» **WHAT YOU WILL DO**: Copy every line of the listing that holds the string "videatur".

▼

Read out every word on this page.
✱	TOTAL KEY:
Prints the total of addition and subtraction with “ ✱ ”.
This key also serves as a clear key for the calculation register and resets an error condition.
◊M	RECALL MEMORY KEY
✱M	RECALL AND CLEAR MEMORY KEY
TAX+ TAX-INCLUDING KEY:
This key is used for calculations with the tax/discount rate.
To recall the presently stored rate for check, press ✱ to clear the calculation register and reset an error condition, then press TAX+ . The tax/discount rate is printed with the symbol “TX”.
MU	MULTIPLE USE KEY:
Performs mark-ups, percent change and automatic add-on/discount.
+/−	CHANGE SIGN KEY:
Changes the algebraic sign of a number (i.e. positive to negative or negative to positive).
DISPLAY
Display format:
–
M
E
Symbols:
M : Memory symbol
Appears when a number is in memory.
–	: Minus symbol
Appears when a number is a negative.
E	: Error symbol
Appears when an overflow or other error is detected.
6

▲
▼

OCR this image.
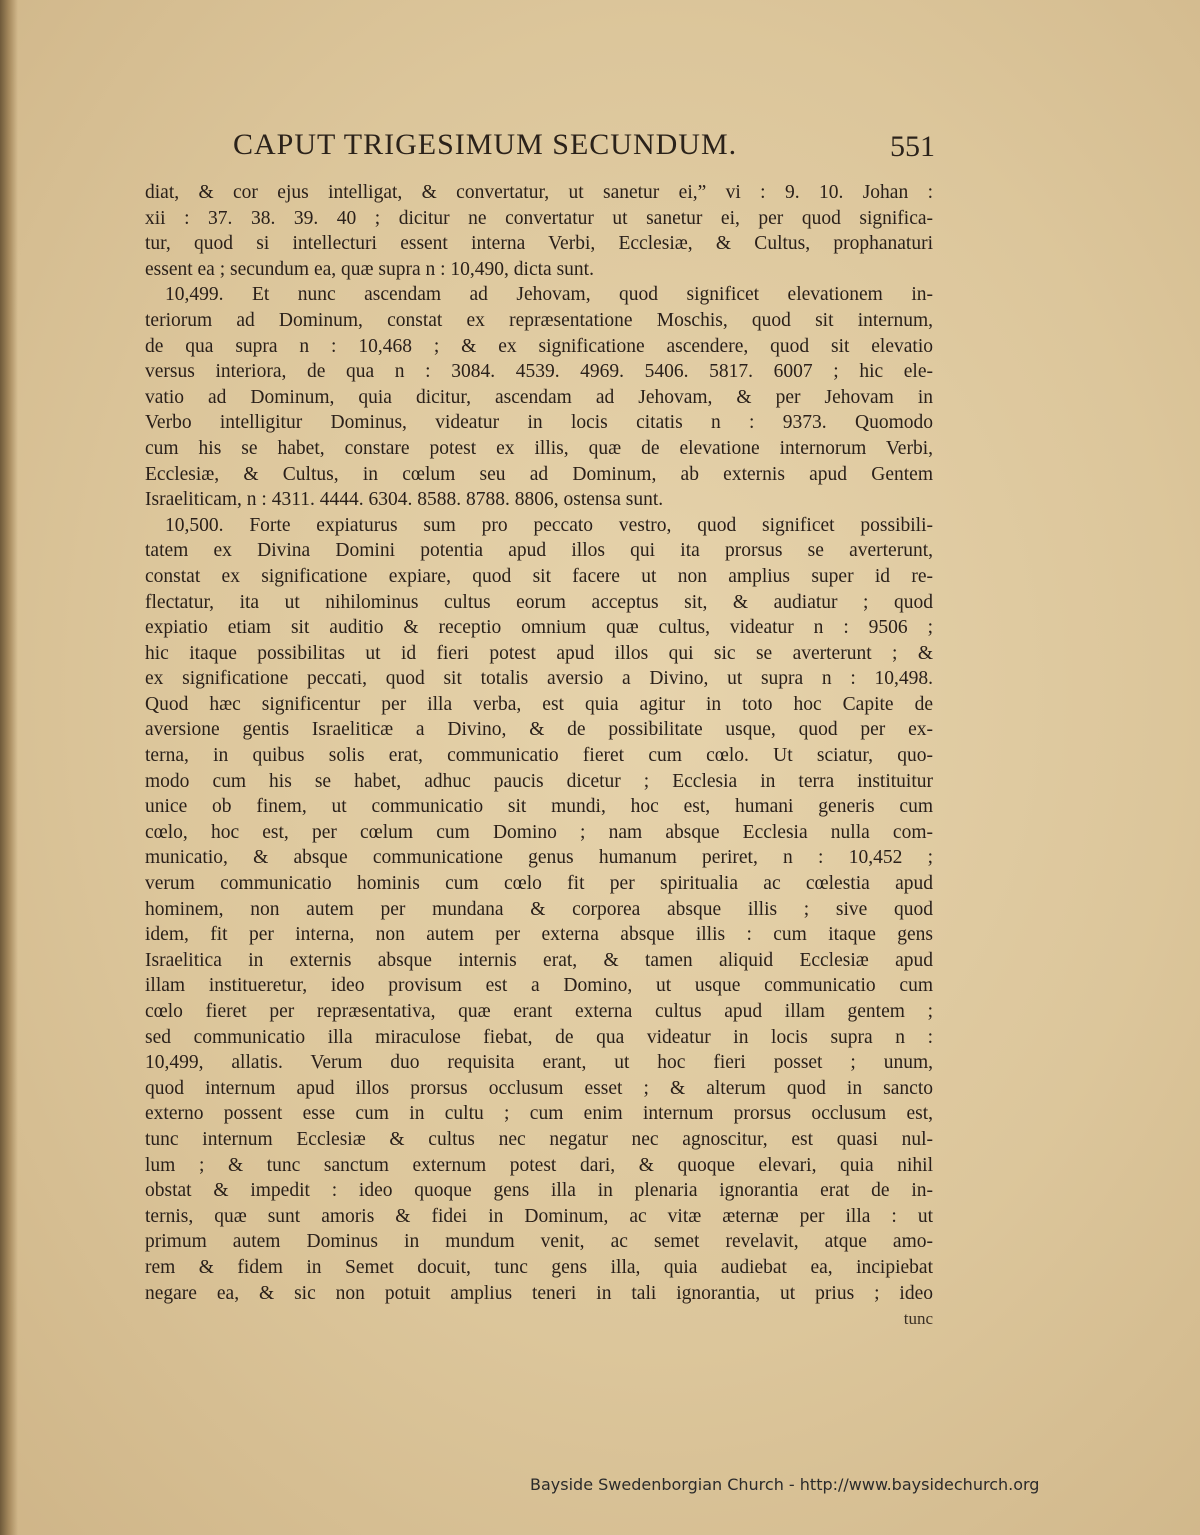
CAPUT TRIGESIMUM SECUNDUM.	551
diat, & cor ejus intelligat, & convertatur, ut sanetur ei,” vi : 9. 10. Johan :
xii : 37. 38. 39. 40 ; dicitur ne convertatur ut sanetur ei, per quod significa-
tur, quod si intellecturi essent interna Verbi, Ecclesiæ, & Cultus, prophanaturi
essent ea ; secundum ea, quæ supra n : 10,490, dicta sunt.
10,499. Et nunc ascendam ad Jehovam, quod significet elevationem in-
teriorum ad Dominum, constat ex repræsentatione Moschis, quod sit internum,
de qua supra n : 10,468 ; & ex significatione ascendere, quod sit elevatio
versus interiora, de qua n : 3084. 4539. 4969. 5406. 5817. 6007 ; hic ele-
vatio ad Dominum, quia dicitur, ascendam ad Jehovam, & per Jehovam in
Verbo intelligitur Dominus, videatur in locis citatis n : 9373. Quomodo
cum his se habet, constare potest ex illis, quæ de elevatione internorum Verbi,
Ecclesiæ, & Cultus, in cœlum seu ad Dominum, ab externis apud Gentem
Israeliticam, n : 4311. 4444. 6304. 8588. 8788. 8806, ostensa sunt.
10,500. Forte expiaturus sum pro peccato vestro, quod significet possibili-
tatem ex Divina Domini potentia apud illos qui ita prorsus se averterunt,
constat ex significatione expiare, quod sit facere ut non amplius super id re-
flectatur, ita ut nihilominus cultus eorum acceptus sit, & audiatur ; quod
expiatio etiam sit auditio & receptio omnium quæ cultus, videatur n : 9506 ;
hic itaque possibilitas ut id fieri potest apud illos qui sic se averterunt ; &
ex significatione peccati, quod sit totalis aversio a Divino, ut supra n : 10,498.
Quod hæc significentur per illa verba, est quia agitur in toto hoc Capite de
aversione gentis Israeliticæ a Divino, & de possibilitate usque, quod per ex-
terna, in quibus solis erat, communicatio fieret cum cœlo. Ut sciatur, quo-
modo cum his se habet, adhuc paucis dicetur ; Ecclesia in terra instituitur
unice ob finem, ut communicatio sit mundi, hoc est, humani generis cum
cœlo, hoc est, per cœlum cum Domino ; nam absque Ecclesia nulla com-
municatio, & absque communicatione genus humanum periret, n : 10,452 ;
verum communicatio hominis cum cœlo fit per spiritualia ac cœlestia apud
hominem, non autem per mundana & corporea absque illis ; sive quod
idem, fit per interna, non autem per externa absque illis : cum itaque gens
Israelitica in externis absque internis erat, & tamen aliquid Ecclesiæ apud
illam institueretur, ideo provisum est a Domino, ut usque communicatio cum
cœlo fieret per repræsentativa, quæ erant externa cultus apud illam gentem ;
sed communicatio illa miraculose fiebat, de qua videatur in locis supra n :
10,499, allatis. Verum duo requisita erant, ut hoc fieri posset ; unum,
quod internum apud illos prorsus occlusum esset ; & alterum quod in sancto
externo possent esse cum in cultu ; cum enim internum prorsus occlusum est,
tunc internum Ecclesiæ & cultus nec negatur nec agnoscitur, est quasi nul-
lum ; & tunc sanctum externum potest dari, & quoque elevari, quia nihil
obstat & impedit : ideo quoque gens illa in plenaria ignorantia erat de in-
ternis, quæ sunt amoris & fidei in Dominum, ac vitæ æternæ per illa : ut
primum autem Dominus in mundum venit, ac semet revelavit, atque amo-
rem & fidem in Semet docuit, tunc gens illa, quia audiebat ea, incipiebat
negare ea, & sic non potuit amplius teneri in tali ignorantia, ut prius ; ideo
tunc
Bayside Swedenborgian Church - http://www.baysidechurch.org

▲

» **EXERCISE RESPONSE**:
Verbo intelligitur Dominus, videatur in locis citatis n : 9373. Quomodo
expiatio etiam sit auditio & receptio omnium quæ cultus, videatur n : 9506 ;
sed communicatio illa miraculose fiebat, de qua videatur in locis supra n :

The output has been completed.